Do this: Retype all of the data. Every line must match exactly.

(Figure data in JSON)
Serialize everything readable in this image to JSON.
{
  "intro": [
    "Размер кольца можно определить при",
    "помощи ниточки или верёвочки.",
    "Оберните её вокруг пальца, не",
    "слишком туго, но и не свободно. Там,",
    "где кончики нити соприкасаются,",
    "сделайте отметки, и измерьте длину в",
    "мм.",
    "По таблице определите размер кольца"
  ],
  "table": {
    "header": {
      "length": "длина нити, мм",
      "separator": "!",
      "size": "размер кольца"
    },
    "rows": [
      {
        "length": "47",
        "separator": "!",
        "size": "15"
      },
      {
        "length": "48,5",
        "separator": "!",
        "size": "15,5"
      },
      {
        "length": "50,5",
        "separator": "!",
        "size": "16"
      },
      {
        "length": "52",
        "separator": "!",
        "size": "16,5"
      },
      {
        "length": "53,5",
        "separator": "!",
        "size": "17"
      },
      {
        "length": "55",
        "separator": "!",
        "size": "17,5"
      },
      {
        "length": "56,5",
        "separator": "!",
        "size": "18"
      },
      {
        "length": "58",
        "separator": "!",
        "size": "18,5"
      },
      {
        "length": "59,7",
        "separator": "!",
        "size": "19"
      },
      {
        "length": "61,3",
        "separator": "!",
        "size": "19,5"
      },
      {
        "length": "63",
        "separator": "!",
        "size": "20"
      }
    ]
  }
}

Task solution:
Serialize everything readable in this image to JSON.
{
  "intro": [
    "Размер кольца можно определить при",
    "помощи ниточки или верёвочки.",
    "Оберните её вокруг пальца, не",
    "слишком туго, но и не свободно. Там,",
    "где кончики нити соприкасаются,",
    "сделайте отметки, и измерьте длину в",
    "мм.",
    "По таблице определите размер кольца"
  ],
  "table": {
    "header": {
      "length": "длина нити, мм",
      "separator": "!",
      "size": "размер кольца"
    },
    "rows": [
      {
        "length": "47",
        "separator": "!",
        "size": "15"
      },
      {
        "length": "48,5",
        "separator": "!",
        "size": "15,5"
      },
      {
        "length": "50,5",
        "separator": "!",
        "size": "16"
      },
      {
        "length": "52",
        "separator": "!",
        "size": "16,5"
      },
      {
        "length": "53,5",
        "separator": "!",
        "size": "17"
      },
      {
        "length": "55",
        "separator": "!",
        "size": "17,5"
      },
      {
        "length": "56,5",
        "separator": "!",
        "size": "18"
      },
      {
        "length": "58",
        "separator": "!",
        "size": "18,5"
      },
      {
        "length": "59,7",
        "separator": "!",
        "size": "19"
      },
      {
        "length": "61,3",
        "separator": "!",
        "size": "19,5"
      },
      {
        "length": "63",
        "separator": "!",
        "size": "20"
      }
    ]
  }
}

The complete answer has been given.